§ **Written problem**:
Each entry below must be repeated exactly, with pictures left out.

>> Start Information shown

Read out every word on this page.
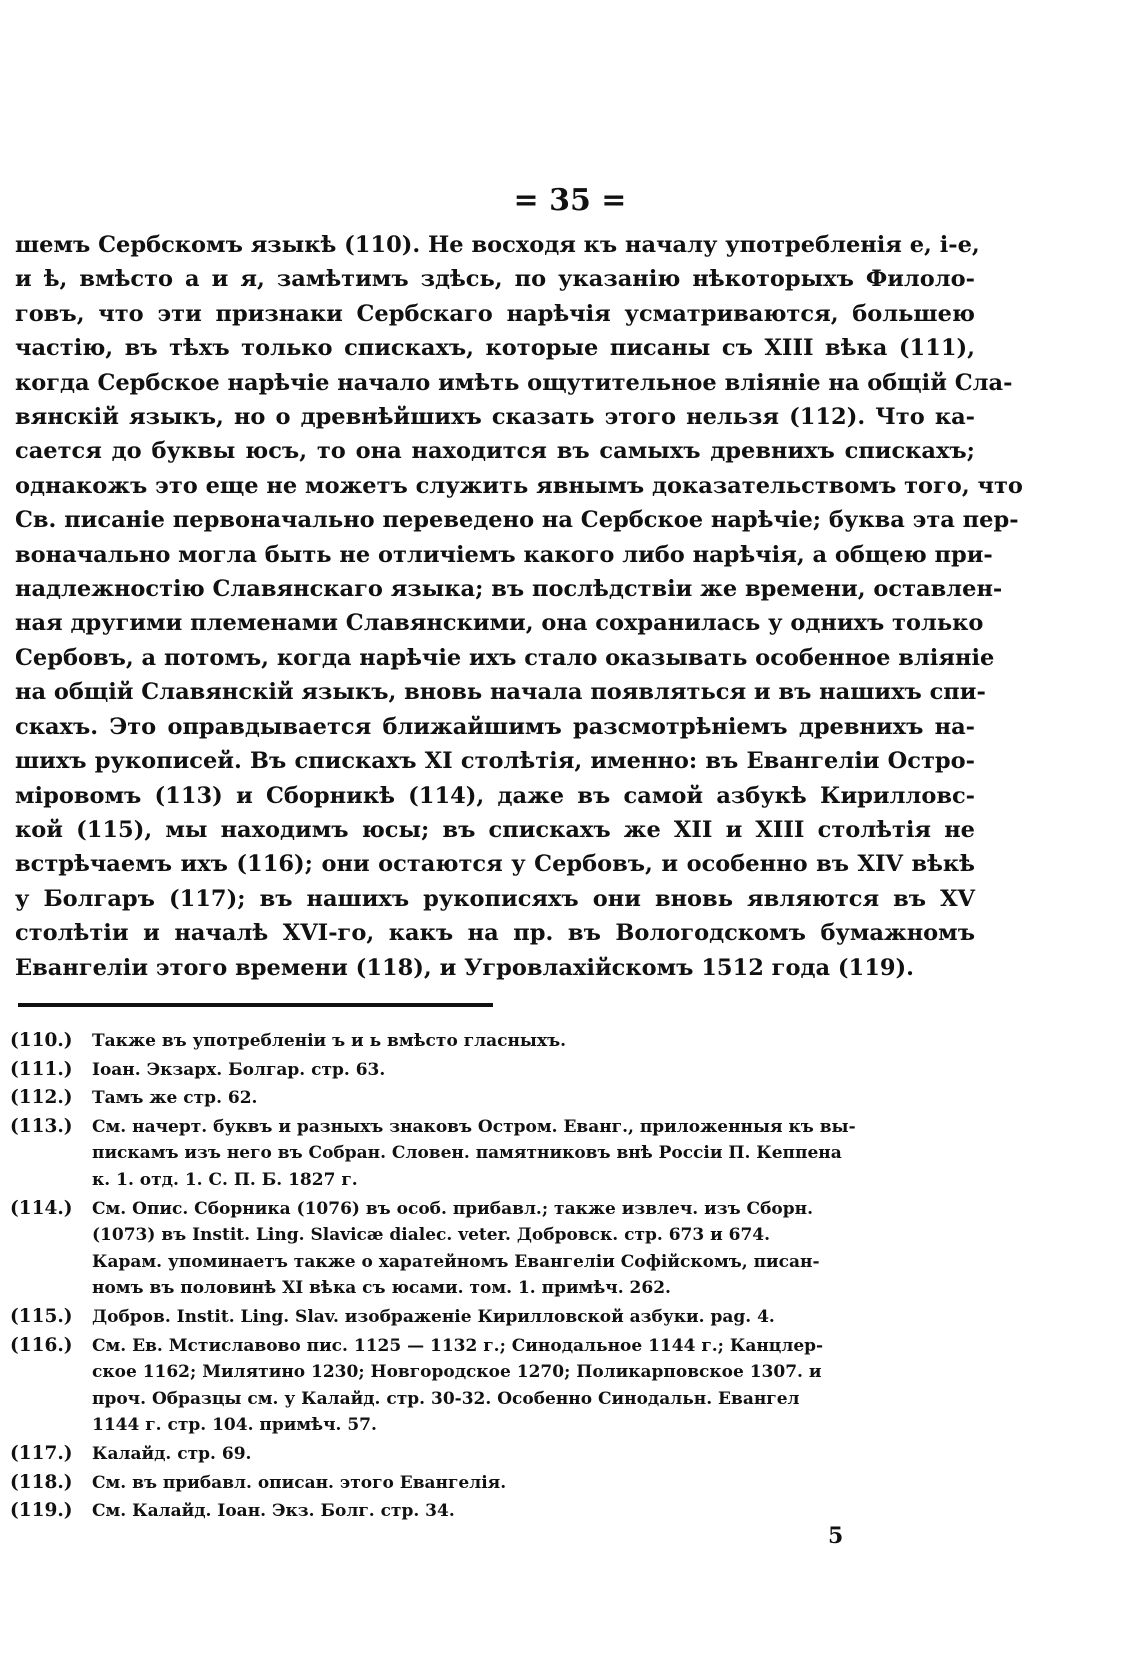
= 35 =
шемъ Сербскомъ языкѣ (110). Не восходя къ началу употребленія е, і-е,
и ѣ, вмѣсто а и я, замѣтимъ здѣсь, по указанію нѣкоторыхъ Филоло-
говъ, что эти признаки Сербскаго нарѣчія усматриваются, большею
частію, въ тѣхъ только спискахъ, которые писаны съ XIII вѣка (111),
когда Сербское нарѣчіе начало имѣть ощутительное вліяніе на общій Сла-
вянскій языкъ, но о древнѣйшихъ сказать этого нельзя (112). Что ка-
сается до буквы юсъ, то она находится въ самыхъ древнихъ спискахъ;
однакожъ это еще не можетъ служить явнымъ доказательствомъ того, что
Св. писаніе первоначально переведено на Сербское нарѣчіе; буква эта пер-
воначально могла быть не отличіемъ какого либо нарѣчія, а общею при-
надлежностію Славянскаго языка; въ послѣдствіи же времени, оставлен-
ная другими племенами Славянскими, она сохранилась у однихъ только
Сербовъ, а потомъ, когда нарѣчіе ихъ стало оказывать особенное вліяніе
на общій Славянскій языкъ, вновь начала появляться и въ нашихъ спи-
скахъ. Это оправдывается ближайшимъ разсмотрѣніемъ древнихъ на-
шихъ рукописей. Въ спискахъ XI столѣтія, именно: въ Евангеліи Остро-
міровомъ (113) и Сборникѣ (114), даже въ самой азбукѣ Кирилловс-
кой (115), мы находимъ юсы; въ спискахъ же XII и XIII столѣтія не
встрѣчаемъ ихъ (116); они остаются у Сербовъ, и особенно въ XIV вѣкѣ
у Болгаръ (117); въ нашихъ рукописяхъ они вновь являются въ XV
столѣтіи и началѣ XVI-го, какъ на пр. въ Вологодскомъ бумажномъ
Евангеліи этого времени (118), и Угровлахійскомъ 1512 года (119).
(110.)	Также въ употребленіи ъ и ь вмѣсто гласныхъ.
(111.)	Іоан. Экзарх. Болгар. стр. 63.
(112.)	Тамъ же стр. 62.
(113.)	См. начерт. буквъ и разныхъ знаковъ Остром. Еванг., приложенныя къ вы-
пискамъ изъ него въ Собран. Словен. памятниковъ внѣ Россіи П. Кеппена
к. 1. отд. 1. С. П. Б. 1827 г.
(114.)	См. Опис. Сборника (1076) въ особ. прибавл.; также извлеч. изъ Сборн.
(1073) въ Instit. Ling. Slavicæ dialec. veter. Добровск. стр. 673 и 674.
Карам. упоминаетъ также о харатейномъ Евангеліи Софійскомъ, писан-
номъ въ половинѣ XI вѣка съ юсами. том. 1. примѣч. 262.
(115.)	Добров. Instit. Ling. Slav. изображеніе Кирилловской азбуки. pag. 4.
(116.)	См. Ев. Мстиславово пис. 1125 — 1132 г.; Синодальное 1144 г.; Канцлер-
ское 1162; Милятино 1230; Новгородское 1270; Поликарповское 1307. и
проч. Образцы см. у Калайд. стр. 30-32. Особенно Синодальн. Евангел
1144 г. стр. 104. примѣч. 57.
(117.)	Калайд. стр. 69.
(118.)	См. въ прибавл. описан. этого Евангелія.
(119.)	См. Калайд. Іоан. Экз. Болг. стр. 34.
5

>> End Information shown

§ **Correct result**:
Read out every word on this page.
= 35 =
шемъ Сербскомъ языкѣ (110). Не восходя къ началу употребленія е, і-е,
и ѣ, вмѣсто а и я, замѣтимъ здѣсь, по указанію нѣкоторыхъ Филоло-
говъ, что эти признаки Сербскаго нарѣчія усматриваются, большею
частію, въ тѣхъ только спискахъ, которые писаны съ XIII вѣка (111),
когда Сербское нарѣчіе начало имѣть ощутительное вліяніе на общій Сла-
вянскій языкъ, но о древнѣйшихъ сказать этого нельзя (112). Что ка-
сается до буквы юсъ, то она находится въ самыхъ древнихъ спискахъ;
однакожъ это еще не можетъ служить явнымъ доказательствомъ того, что
Св. писаніе первоначально переведено на Сербское нарѣчіе; буква эта пер-
воначально могла быть не отличіемъ какого либо нарѣчія, а общею при-
надлежностію Славянскаго языка; въ послѣдствіи же времени, оставлен-
ная другими племенами Славянскими, она сохранилась у однихъ только
Сербовъ, а потомъ, когда нарѣчіе ихъ стало оказывать особенное вліяніе
на общій Славянскій языкъ, вновь начала появляться и въ нашихъ спи-
скахъ. Это оправдывается ближайшимъ разсмотрѣніемъ древнихъ на-
шихъ рукописей. Въ спискахъ XI столѣтія, именно: въ Евангеліи Остро-
міровомъ (113) и Сборникѣ (114), даже въ самой азбукѣ Кирилловс-
кой (115), мы находимъ юсы; въ спискахъ же XII и XIII столѣтія не
встрѣчаемъ ихъ (116); они остаются у Сербовъ, и особенно въ XIV вѣкѣ
у Болгаръ (117); въ нашихъ рукописяхъ они вновь являются въ XV
столѣтіи и началѣ XVI-го, какъ на пр. въ Вологодскомъ бумажномъ
Евангеліи этого времени (118), и Угровлахійскомъ 1512 года (119).
(110.)	Также въ употребленіи ъ и ь вмѣсто гласныхъ.
(111.)	Іоан. Экзарх. Болгар. стр. 63.
(112.)	Тамъ же стр. 62.
(113.)	См. начерт. буквъ и разныхъ знаковъ Остром. Еванг., приложенныя къ вы-
пискамъ изъ него въ Собран. Словен. памятниковъ внѣ Россіи П. Кеппена
к. 1. отд. 1. С. П. Б. 1827 г.
(114.)	См. Опис. Сборника (1076) въ особ. прибавл.; также извлеч. изъ Сборн.
(1073) въ Instit. Ling. Slavicæ dialec. veter. Добровск. стр. 673 и 674.
Карам. упоминаетъ также о харатейномъ Евангеліи Софійскомъ, писан-
номъ въ половинѣ XI вѣка съ юсами. том. 1. примѣч. 262.
(115.)	Добров. Instit. Ling. Slav. изображеніе Кирилловской азбуки. pag. 4.
(116.)	См. Ев. Мстиславово пис. 1125 — 1132 г.; Синодальное 1144 г.; Канцлер-
ское 1162; Милятино 1230; Новгородское 1270; Поликарповское 1307. и
проч. Образцы см. у Калайд. стр. 30-32. Особенно Синодальн. Евангел
1144 г. стр. 104. примѣч. 57.
(117.)	Калайд. стр. 69.
(118.)	См. въ прибавл. описан. этого Евангелія.
(119.)	См. Калайд. Іоан. Экз. Болг. стр. 34.
5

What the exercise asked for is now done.